*INSTRUCTIONS FOR THE TASK*. Duplicate the entries without any change, from the start through the line that contains "footnote-2 — [285, 933, 685, 960]".

== DATA EXTRACT

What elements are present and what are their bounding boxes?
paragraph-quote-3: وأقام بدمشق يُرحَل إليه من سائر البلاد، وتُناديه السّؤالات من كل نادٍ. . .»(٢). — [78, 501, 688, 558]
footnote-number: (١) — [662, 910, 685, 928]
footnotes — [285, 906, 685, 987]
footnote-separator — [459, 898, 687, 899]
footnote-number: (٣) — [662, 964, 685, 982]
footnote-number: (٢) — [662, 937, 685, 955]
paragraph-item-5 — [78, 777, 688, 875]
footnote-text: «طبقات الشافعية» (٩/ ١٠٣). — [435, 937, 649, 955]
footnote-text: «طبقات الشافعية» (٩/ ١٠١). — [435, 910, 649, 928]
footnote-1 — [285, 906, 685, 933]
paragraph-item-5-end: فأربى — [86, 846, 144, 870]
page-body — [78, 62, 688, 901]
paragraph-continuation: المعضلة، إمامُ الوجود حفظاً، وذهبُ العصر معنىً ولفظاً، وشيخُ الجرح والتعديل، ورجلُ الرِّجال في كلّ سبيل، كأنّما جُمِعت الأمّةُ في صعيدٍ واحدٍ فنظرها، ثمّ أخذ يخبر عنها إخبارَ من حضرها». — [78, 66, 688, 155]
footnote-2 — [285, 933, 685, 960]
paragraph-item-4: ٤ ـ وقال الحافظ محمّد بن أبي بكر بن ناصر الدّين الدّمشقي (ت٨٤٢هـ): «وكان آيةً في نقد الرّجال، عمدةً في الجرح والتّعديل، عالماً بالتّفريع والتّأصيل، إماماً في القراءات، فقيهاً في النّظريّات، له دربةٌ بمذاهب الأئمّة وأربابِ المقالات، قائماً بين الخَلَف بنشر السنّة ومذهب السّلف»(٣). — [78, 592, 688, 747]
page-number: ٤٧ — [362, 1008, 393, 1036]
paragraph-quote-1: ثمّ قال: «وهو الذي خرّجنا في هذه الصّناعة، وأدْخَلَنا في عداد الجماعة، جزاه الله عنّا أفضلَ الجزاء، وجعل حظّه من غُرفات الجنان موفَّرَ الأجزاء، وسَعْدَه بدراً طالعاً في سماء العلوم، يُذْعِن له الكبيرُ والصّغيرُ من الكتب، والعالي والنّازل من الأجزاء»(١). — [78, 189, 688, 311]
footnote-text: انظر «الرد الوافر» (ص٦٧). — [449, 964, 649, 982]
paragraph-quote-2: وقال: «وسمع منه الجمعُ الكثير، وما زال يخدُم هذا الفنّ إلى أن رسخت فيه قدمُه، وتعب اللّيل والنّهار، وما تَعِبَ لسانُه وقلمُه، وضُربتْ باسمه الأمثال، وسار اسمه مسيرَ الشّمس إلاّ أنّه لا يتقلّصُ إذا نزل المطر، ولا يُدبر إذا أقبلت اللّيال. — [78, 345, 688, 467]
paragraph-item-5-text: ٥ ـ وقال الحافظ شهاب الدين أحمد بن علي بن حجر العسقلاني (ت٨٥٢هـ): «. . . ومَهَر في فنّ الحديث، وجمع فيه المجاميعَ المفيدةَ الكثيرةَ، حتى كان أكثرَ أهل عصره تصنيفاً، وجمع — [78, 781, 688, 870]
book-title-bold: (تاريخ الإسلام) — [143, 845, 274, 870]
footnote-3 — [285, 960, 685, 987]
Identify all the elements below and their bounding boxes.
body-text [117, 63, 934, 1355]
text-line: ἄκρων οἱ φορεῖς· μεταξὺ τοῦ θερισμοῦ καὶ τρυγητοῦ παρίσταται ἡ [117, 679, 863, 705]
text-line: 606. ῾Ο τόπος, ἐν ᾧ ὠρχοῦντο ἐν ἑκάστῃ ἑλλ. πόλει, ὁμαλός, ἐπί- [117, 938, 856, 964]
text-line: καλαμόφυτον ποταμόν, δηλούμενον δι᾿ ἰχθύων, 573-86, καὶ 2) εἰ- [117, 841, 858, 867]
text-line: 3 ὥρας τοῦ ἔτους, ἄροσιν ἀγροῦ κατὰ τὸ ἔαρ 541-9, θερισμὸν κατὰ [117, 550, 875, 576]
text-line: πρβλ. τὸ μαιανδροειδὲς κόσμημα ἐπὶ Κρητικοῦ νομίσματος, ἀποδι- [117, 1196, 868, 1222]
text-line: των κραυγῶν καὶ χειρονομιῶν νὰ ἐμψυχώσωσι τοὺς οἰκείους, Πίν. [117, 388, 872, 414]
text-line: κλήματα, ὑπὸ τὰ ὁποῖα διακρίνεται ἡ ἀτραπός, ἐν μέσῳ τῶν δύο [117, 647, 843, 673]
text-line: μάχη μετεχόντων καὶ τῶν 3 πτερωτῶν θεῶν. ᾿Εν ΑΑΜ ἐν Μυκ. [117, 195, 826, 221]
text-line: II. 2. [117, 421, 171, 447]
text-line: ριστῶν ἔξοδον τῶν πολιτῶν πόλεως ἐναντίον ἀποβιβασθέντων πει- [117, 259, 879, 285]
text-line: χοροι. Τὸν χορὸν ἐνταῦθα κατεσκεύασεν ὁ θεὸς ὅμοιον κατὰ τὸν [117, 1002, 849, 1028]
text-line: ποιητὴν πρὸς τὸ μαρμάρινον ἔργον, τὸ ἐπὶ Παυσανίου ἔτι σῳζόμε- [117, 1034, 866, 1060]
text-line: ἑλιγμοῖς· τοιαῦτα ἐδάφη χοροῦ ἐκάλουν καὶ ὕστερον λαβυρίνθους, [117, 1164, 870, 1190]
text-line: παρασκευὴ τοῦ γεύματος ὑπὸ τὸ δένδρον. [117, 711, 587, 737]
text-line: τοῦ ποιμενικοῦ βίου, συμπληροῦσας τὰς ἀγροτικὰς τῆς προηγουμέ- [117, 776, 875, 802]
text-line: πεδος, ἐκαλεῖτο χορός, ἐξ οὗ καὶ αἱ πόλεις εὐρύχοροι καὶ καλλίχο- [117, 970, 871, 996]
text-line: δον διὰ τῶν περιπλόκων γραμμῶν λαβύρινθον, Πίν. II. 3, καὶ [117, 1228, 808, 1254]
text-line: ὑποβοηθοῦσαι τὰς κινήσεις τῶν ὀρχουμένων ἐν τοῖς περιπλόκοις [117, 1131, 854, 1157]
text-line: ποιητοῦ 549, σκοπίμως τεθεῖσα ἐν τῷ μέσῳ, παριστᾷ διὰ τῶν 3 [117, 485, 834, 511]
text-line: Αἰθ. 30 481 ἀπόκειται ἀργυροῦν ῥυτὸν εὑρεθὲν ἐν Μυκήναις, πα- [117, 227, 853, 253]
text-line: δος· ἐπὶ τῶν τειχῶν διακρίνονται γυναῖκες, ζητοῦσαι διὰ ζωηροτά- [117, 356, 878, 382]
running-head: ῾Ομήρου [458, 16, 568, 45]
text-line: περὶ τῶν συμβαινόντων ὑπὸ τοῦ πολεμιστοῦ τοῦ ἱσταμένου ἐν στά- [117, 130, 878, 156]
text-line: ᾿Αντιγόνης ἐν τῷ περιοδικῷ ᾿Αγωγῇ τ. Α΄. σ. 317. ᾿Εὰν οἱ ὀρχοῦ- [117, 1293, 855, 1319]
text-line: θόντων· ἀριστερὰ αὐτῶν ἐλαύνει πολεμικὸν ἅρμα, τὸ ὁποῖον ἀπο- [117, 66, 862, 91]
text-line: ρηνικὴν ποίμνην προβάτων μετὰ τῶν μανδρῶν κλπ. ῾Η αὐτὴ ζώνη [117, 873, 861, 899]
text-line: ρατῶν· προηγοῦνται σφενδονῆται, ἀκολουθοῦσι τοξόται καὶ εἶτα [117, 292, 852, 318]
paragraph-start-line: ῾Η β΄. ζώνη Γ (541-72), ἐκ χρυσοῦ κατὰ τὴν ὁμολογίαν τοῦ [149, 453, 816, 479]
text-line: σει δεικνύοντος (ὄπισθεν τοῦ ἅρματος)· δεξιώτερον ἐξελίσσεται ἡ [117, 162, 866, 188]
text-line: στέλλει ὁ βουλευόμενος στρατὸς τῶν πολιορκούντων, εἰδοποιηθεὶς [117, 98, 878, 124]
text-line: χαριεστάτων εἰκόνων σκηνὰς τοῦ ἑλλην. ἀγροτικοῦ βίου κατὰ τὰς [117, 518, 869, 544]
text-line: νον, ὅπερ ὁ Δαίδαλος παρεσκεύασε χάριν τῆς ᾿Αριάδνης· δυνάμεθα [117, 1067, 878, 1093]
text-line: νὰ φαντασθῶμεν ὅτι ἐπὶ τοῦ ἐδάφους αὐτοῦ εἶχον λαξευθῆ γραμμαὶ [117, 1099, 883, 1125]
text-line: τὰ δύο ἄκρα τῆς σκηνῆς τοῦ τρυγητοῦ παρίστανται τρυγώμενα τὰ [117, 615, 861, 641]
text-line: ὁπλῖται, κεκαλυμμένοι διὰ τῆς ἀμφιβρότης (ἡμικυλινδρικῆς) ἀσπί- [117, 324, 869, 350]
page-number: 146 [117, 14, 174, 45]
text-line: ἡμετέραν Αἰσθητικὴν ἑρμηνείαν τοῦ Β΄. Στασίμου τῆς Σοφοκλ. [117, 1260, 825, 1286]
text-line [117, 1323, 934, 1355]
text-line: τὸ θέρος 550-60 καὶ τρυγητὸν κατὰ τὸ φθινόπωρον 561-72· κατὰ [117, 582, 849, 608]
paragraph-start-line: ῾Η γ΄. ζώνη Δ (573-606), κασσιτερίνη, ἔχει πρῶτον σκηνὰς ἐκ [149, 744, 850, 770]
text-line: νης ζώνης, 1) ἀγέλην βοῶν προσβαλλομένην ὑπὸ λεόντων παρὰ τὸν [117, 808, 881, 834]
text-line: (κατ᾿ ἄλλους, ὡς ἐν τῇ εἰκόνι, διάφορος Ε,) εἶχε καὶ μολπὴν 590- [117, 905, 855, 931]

====

*THE RESPONSE*.
What elements are present and what are their bounding boxes?
paragraph-quote-3: وأقام بدمشق يُرحَل إليه من سائر البلاد، وتُناديه السّؤالات من كل نادٍ. . .»(٢). — [78, 501, 688, 558]
footnote-number: (١) — [662, 910, 685, 928]
footnotes — [285, 906, 685, 987]
footnote-separator — [459, 898, 687, 899]
footnote-number: (٣) — [662, 964, 685, 982]
footnote-number: (٢) — [662, 937, 685, 955]
paragraph-item-5 — [78, 777, 688, 875]
footnote-text: «طبقات الشافعية» (٩/ ١٠٣). — [435, 937, 649, 955]
footnote-text: «طبقات الشافعية» (٩/ ١٠١). — [435, 910, 649, 928]
footnote-1 — [285, 906, 685, 933]
paragraph-item-5-end: فأربى — [86, 846, 144, 870]
page-body — [78, 62, 688, 901]
paragraph-continuation: المعضلة، إمامُ الوجود حفظاً، وذهبُ العصر معنىً ولفظاً، وشيخُ الجرح والتعديل، ورجلُ الرِّجال في كلّ سبيل، كأنّما جُمِعت الأمّةُ في صعيدٍ واحدٍ فنظرها، ثمّ أخذ يخبر عنها إخبارَ من حضرها». — [78, 66, 688, 155]
footnote-2 — [285, 933, 685, 960]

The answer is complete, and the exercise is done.